Count the lines in the records below that contain the string "tick". Reply with the number only.

_ _ _ _ _

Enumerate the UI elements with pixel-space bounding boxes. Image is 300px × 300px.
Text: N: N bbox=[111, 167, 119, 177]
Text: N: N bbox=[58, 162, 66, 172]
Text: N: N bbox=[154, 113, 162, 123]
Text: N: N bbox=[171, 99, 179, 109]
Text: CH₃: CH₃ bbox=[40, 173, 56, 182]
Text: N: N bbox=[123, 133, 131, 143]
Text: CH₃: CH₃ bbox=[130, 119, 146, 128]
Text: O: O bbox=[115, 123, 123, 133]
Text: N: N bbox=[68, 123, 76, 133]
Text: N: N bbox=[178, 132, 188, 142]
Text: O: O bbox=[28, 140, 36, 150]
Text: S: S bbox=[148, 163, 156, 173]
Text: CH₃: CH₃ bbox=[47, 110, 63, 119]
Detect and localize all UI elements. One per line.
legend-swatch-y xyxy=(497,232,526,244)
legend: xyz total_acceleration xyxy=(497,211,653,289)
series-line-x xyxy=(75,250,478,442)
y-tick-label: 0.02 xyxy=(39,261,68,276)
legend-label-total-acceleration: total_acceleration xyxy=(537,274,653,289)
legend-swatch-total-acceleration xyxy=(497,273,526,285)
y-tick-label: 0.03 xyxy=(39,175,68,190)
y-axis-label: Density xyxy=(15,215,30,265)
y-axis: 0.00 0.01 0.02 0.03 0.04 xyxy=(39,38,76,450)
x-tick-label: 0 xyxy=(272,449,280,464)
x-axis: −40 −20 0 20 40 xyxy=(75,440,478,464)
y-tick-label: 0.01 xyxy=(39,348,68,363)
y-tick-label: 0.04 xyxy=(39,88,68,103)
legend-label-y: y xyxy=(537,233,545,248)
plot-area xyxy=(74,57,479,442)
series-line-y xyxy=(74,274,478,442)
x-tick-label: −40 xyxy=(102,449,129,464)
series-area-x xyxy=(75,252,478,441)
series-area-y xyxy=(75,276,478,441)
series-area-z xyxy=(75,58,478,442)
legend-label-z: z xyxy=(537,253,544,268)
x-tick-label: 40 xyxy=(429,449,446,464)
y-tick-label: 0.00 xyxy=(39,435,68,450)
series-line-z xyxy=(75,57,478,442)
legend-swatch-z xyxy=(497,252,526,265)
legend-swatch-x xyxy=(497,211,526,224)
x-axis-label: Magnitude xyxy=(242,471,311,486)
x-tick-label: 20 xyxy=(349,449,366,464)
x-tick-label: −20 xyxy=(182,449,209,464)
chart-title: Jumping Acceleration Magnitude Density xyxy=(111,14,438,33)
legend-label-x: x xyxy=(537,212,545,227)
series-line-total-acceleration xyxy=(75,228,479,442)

_ _ _ _ _

### Complete output
10